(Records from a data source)
☆ ☆ ☆
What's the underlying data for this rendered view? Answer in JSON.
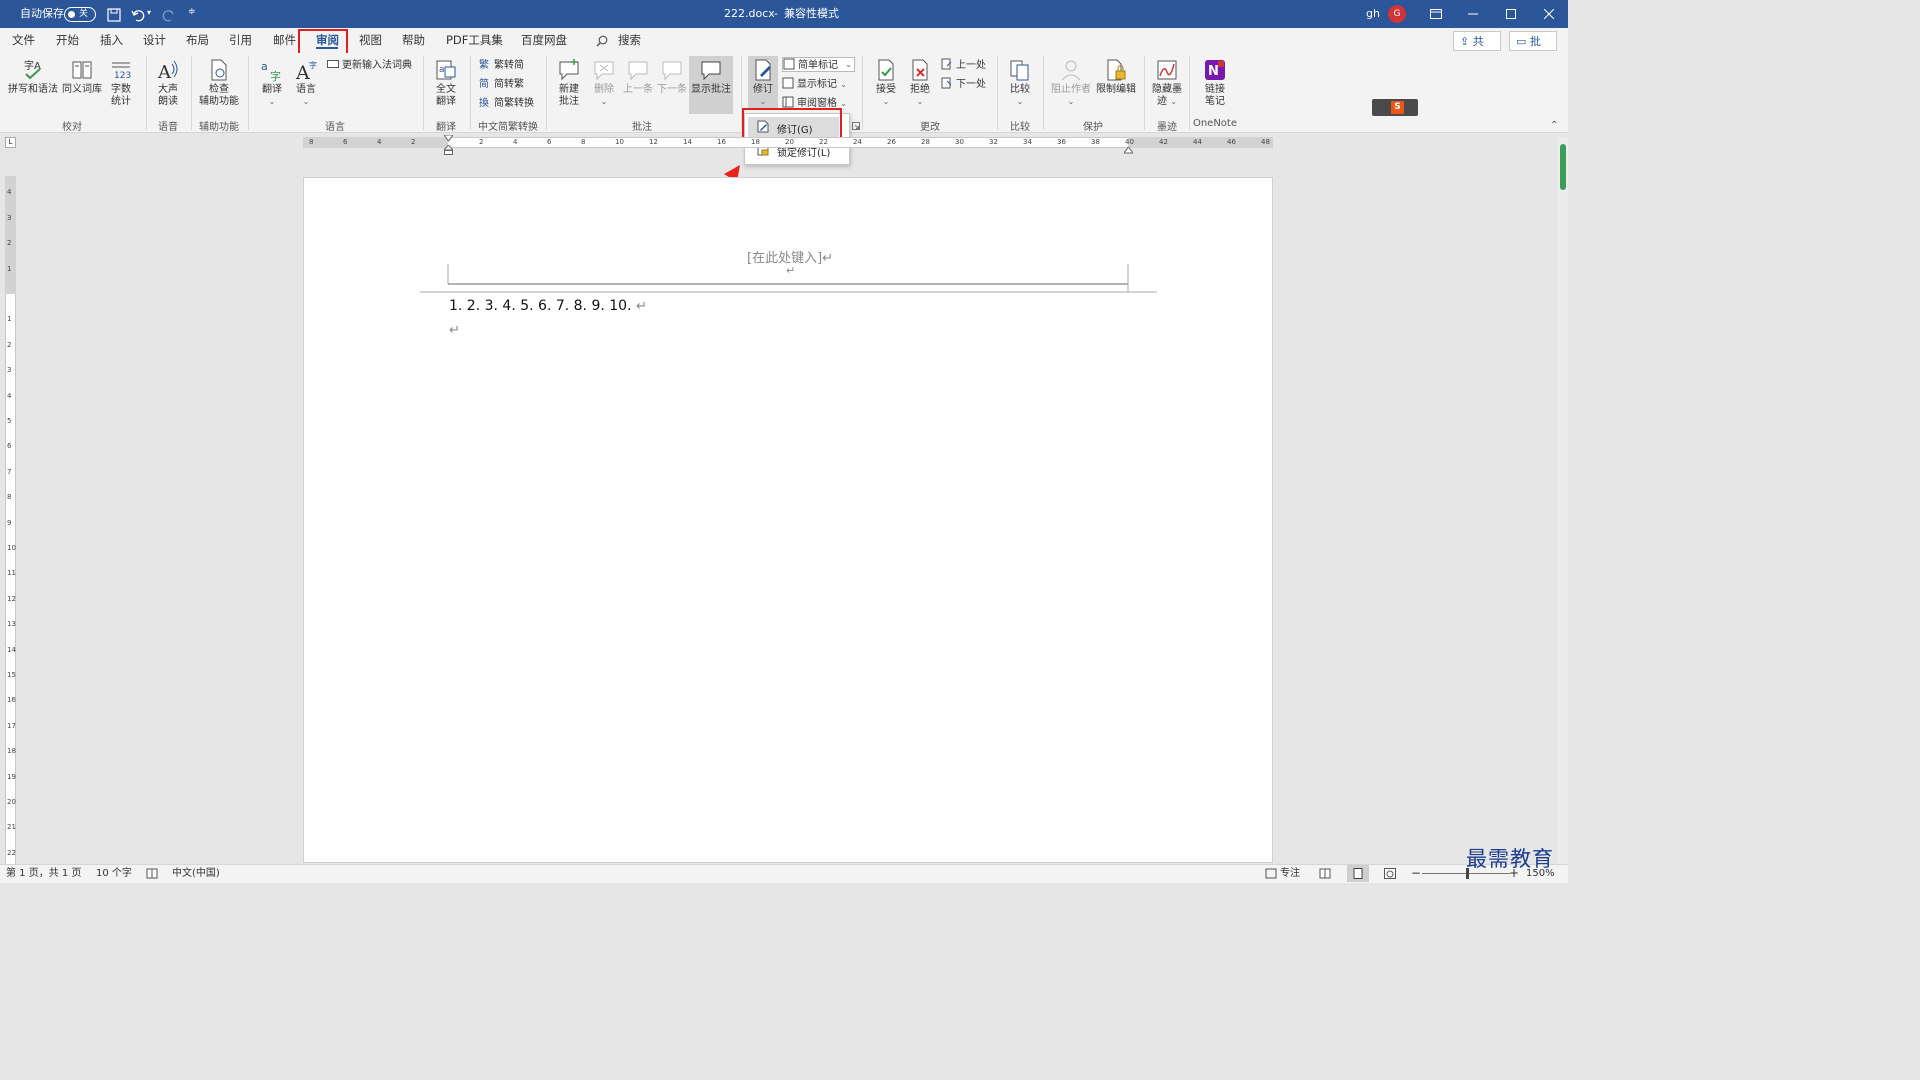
{
  "titlebar": {
    "autosave_label": "自动保存",
    "autosave_state": "关",
    "document_title": "222.docx",
    "separator": "-",
    "mode": "兼容性模式",
    "user": "gh",
    "avatar_initial": "G",
    "accent_color": "#2b579a"
  },
  "menu": {
    "tabs": [
      "文件",
      "开始",
      "插入",
      "设计",
      "布局",
      "引用",
      "邮件",
      "审阅",
      "视图",
      "帮助",
      "PDF工具集",
      "百度网盘"
    ],
    "search_label": "搜索",
    "share_label": "共享",
    "comments_label": "批注"
  },
  "ribbon": {
    "proofing": {
      "spelling": "拼写和语法",
      "thesaurus": "同义词库",
      "wordcount_1": "字数",
      "wordcount_2": "统计",
      "group": "校对"
    },
    "speech": {
      "read_1": "大声",
      "read_2": "朗读",
      "group": "语音"
    },
    "accessibility": {
      "check_1": "检查",
      "check_2": "辅助功能",
      "group": "辅助功能"
    },
    "language": {
      "translate": "翻译",
      "language": "语言",
      "update_ime": "更新输入法词典",
      "group": "语言"
    },
    "fulltranslate": {
      "label_1": "全文",
      "label_2": "翻译",
      "group": "翻译"
    },
    "chinese": {
      "to_simplified": "繁转简",
      "to_traditional": "简转繁",
      "convert": "简繁转换",
      "group": "中文简繁转换"
    },
    "comments": {
      "new_1": "新建",
      "new_2": "批注",
      "delete": "删除",
      "prev": "上一条",
      "next": "下一条",
      "show": "显示批注",
      "group": "批注"
    },
    "tracking": {
      "track": "修订",
      "simple_markup": "简单标记",
      "show_markup": "显示标记",
      "review_pane": "审阅窗格"
    },
    "changes": {
      "accept": "接受",
      "reject": "拒绝",
      "previous": "上一处",
      "next": "下一处",
      "group": "更改"
    },
    "compare": {
      "label": "比较",
      "group": "比较"
    },
    "protect": {
      "block_authors": "阻止作者",
      "restrict": "限制编辑",
      "group": "保护"
    },
    "ink": {
      "hide_1": "隐藏墨",
      "hide_2": "迹",
      "group": "墨迹"
    },
    "onenote": {
      "link_1": "链接",
      "link_2": "笔记",
      "group": "OneNote"
    }
  },
  "dropdown": {
    "item_track": "修订(G)",
    "item_lock": "锁定修订(L)"
  },
  "document": {
    "header_placeholder": "[在此处键入]",
    "line1": "1. 2. 3. 4. 5. 6. 7. 8. 9. 10.",
    "para_mark": "↵"
  },
  "statusbar": {
    "page": "第 1 页，共 1 页",
    "words": "10 个字",
    "language": "中文(中国)",
    "focus": "专注",
    "zoom": "150%"
  },
  "watermark": "最需教育"
}
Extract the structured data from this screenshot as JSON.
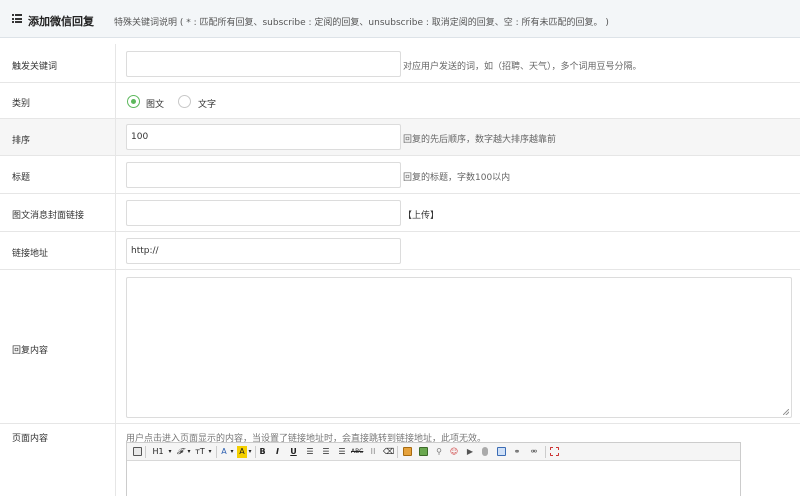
{
  "header": {
    "title": "添加微信回复",
    "description": "特殊关键词说明 ( * : 匹配所有回复、subscribe : 定阅的回复、unsubscribe : 取消定阅的回复、空 : 所有未匹配的回复。 )"
  },
  "form": {
    "keyword": {
      "label": "触发关键词",
      "value": "",
      "hint": "对应用户发送的词，如（招聘、天气），多个词用豆号分隔。"
    },
    "category": {
      "label": "类别",
      "options": [
        "图文",
        "文字"
      ],
      "selected": "图文"
    },
    "sort": {
      "label": "排序",
      "value": "100",
      "hint": "回复的先后顺序，数字越大排序越靠前"
    },
    "title": {
      "label": "标题",
      "value": "",
      "hint": "回复的标题，字数100以内"
    },
    "cover": {
      "label": "图文消息封面链接",
      "value": "",
      "upload_label": "【上传】"
    },
    "link": {
      "label": "链接地址",
      "value": "http://"
    },
    "reply": {
      "label": "回复内容",
      "value": ""
    },
    "page": {
      "label": "页面内容",
      "hint": "用户点击进入页面显示的内容，当设置了链接地址时，会直接跳转到链接地址，此项无效。"
    }
  },
  "editor": {
    "toolbar": {
      "heading": "H1",
      "font_family": "𝓕",
      "font_size": "тT",
      "font_color": "A",
      "highlight": "A",
      "bold": "B",
      "italic": "I",
      "underline": "U",
      "strikethrough": "ABC"
    },
    "colors": {
      "highlight": "#f5d000",
      "accent": "#5cb85c"
    }
  }
}
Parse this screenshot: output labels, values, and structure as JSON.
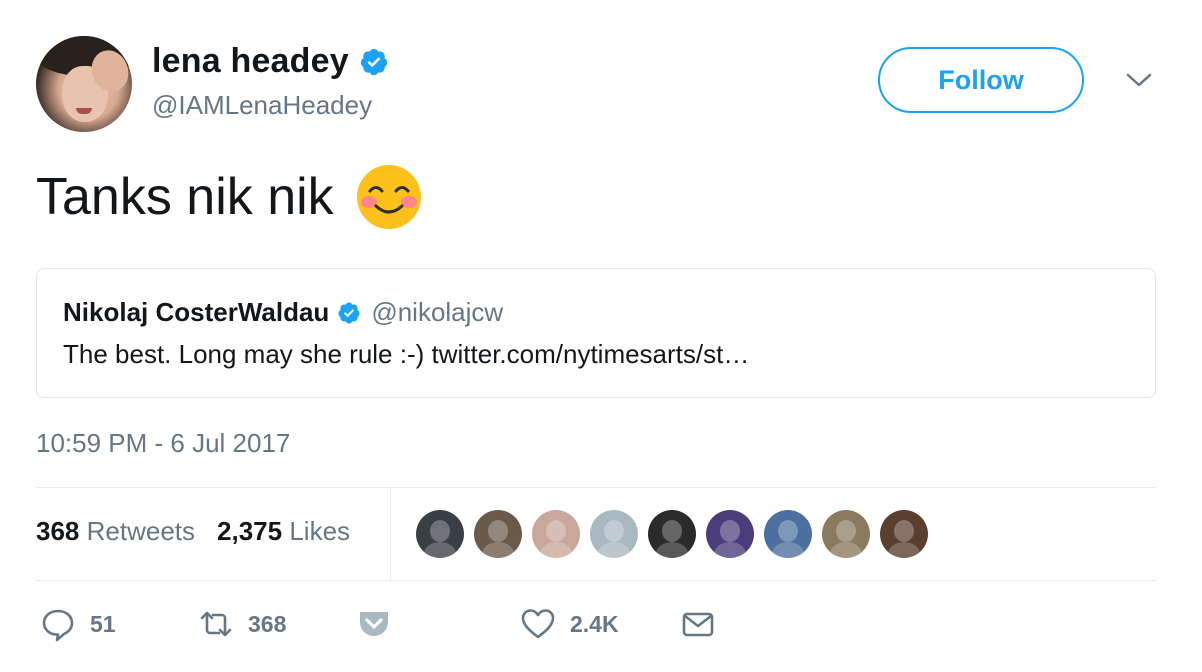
{
  "author": {
    "display_name": "lena headey",
    "handle": "@IAMLenaHeadey",
    "verified_icon": "verified-badge-icon"
  },
  "follow_button": {
    "label": "Follow"
  },
  "tweet": {
    "text": "Tanks nik nik",
    "emoji": "smiling-face-with-blush-emoji"
  },
  "quoted_tweet": {
    "name": "Nikolaj CosterWaldau",
    "handle": "@nikolajcw",
    "text": "The best. Long may she rule :-) twitter.com/nytimesarts/st…"
  },
  "timestamp": "10:59 PM - 6 Jul 2017",
  "stats": {
    "retweets_count": "368",
    "retweets_label": "Retweets",
    "likes_count": "2,375",
    "likes_label": "Likes"
  },
  "likers": [
    {
      "name": "liker-avatar-1",
      "color": "#3a3f44"
    },
    {
      "name": "liker-avatar-2",
      "color": "#6b5a4a"
    },
    {
      "name": "liker-avatar-3",
      "color": "#c9a79a"
    },
    {
      "name": "liker-avatar-4",
      "color": "#aab8c2"
    },
    {
      "name": "liker-avatar-5",
      "color": "#2b2b2b"
    },
    {
      "name": "liker-avatar-6",
      "color": "#4a3d7a"
    },
    {
      "name": "liker-avatar-7",
      "color": "#4b6f9e"
    },
    {
      "name": "liker-avatar-8",
      "color": "#8a7a5f"
    },
    {
      "name": "liker-avatar-9",
      "color": "#5a3e2e"
    }
  ],
  "actions": {
    "reply_count": "51",
    "retweet_count": "368",
    "like_count": "2.4K"
  },
  "colors": {
    "accent": "#1da1f2",
    "text": "#14171a",
    "secondary": "#657786"
  }
}
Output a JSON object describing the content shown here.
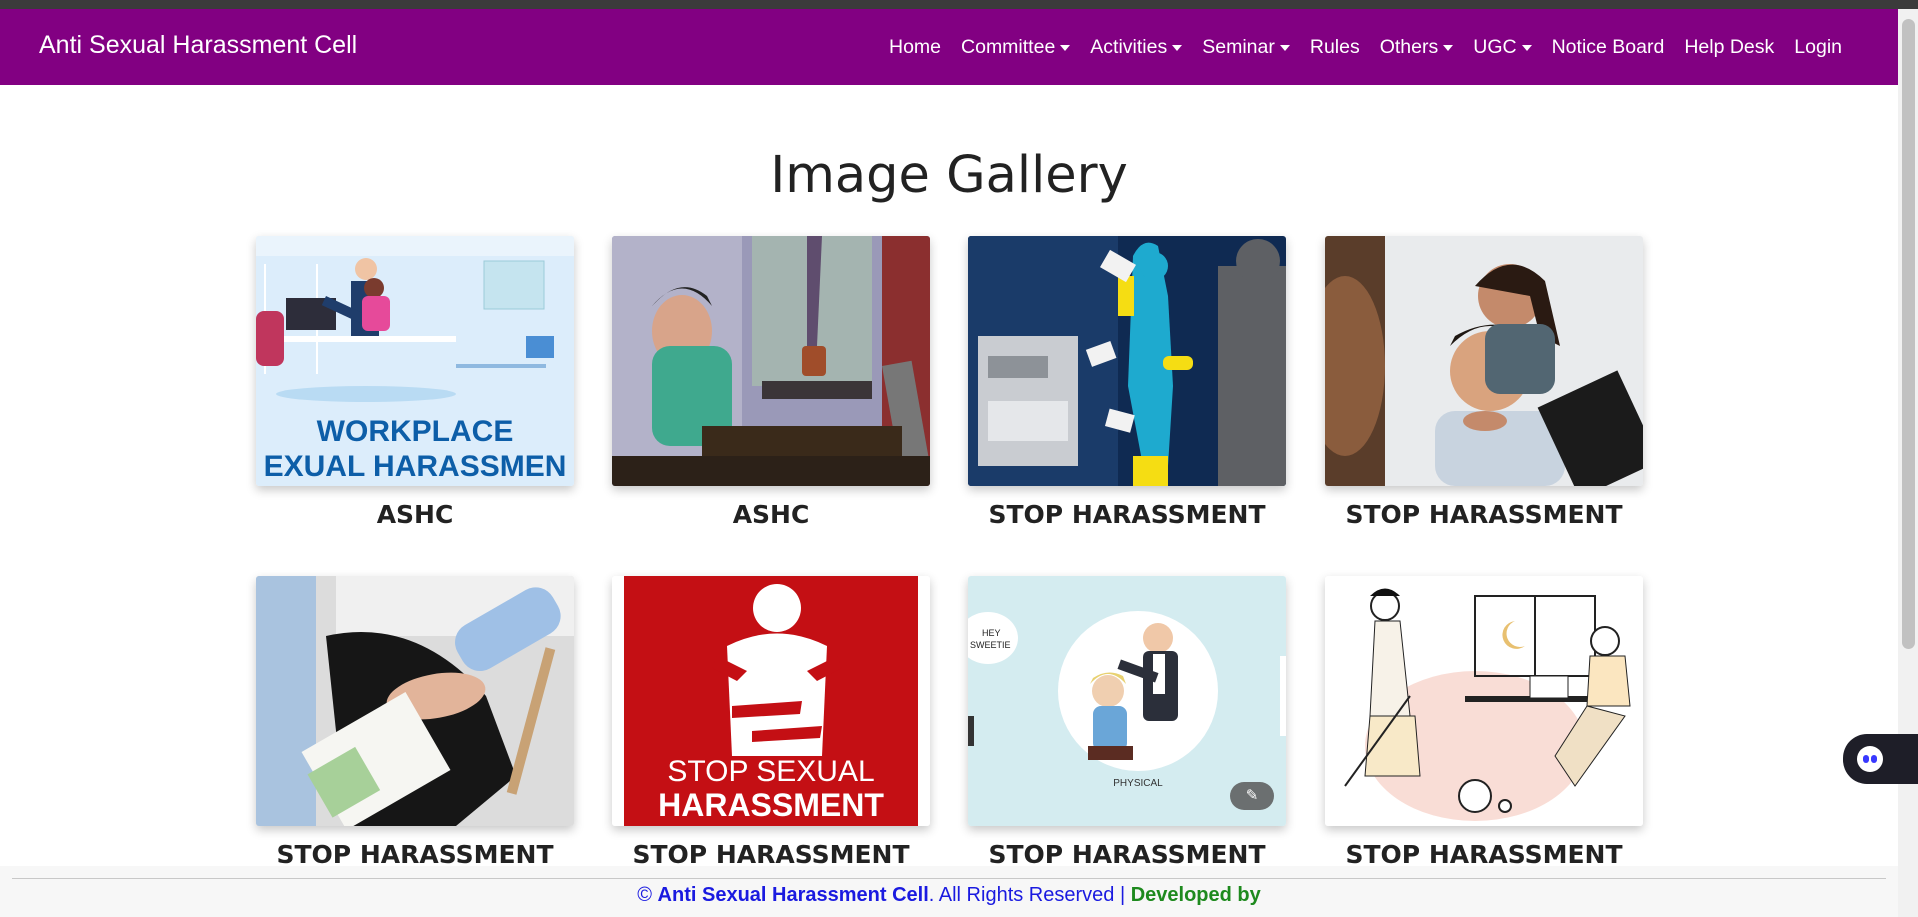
{
  "navbar": {
    "brand": "Anti Sexual Harassment Cell",
    "items": [
      {
        "label": "Home",
        "dropdown": false
      },
      {
        "label": "Committee",
        "dropdown": true
      },
      {
        "label": "Activities",
        "dropdown": true
      },
      {
        "label": "Seminar",
        "dropdown": true
      },
      {
        "label": "Rules",
        "dropdown": false
      },
      {
        "label": "Others",
        "dropdown": true
      },
      {
        "label": "UGC",
        "dropdown": true
      },
      {
        "label": "Notice Board",
        "dropdown": false
      },
      {
        "label": "Help Desk",
        "dropdown": false
      },
      {
        "label": "Login",
        "dropdown": false
      }
    ]
  },
  "gallery": {
    "title": "Image Gallery",
    "items": [
      {
        "caption": "ASHC",
        "image_text": [
          "WORKPLACE",
          "EXUAL HARASSMEN"
        ]
      },
      {
        "caption": "ASHC"
      },
      {
        "caption": "STOP HARASSMENT"
      },
      {
        "caption": "STOP HARASSMENT"
      },
      {
        "caption": "STOP HARASSMENT"
      },
      {
        "caption": "STOP HARASSMENT",
        "image_text": [
          "STOP SEXUAL",
          "HARASSMENT"
        ]
      },
      {
        "caption": "STOP HARASSMENT",
        "image_text": [
          "HEY",
          "SWEETIE",
          "PHYSICAL"
        ]
      },
      {
        "caption": "STOP HARASSMENT"
      }
    ]
  },
  "footer": {
    "copyright": "©",
    "org": "Anti Sexual Harassment Cell",
    "rights": ". All Rights Reserved |",
    "developed": "Developed by"
  },
  "colors": {
    "navbar_bg": "#820082",
    "footer_link": "#1a1ae0",
    "footer_developed": "#1e8a1e"
  }
}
☆ ☆ ☆
§ **To do**: Gather each line in the entries above where the string "Anti" is found.

§ **The completed task**:
    "brand": "Anti Sexual Harassment Cell",
    "org": "Anti Sexual Harassment Cell",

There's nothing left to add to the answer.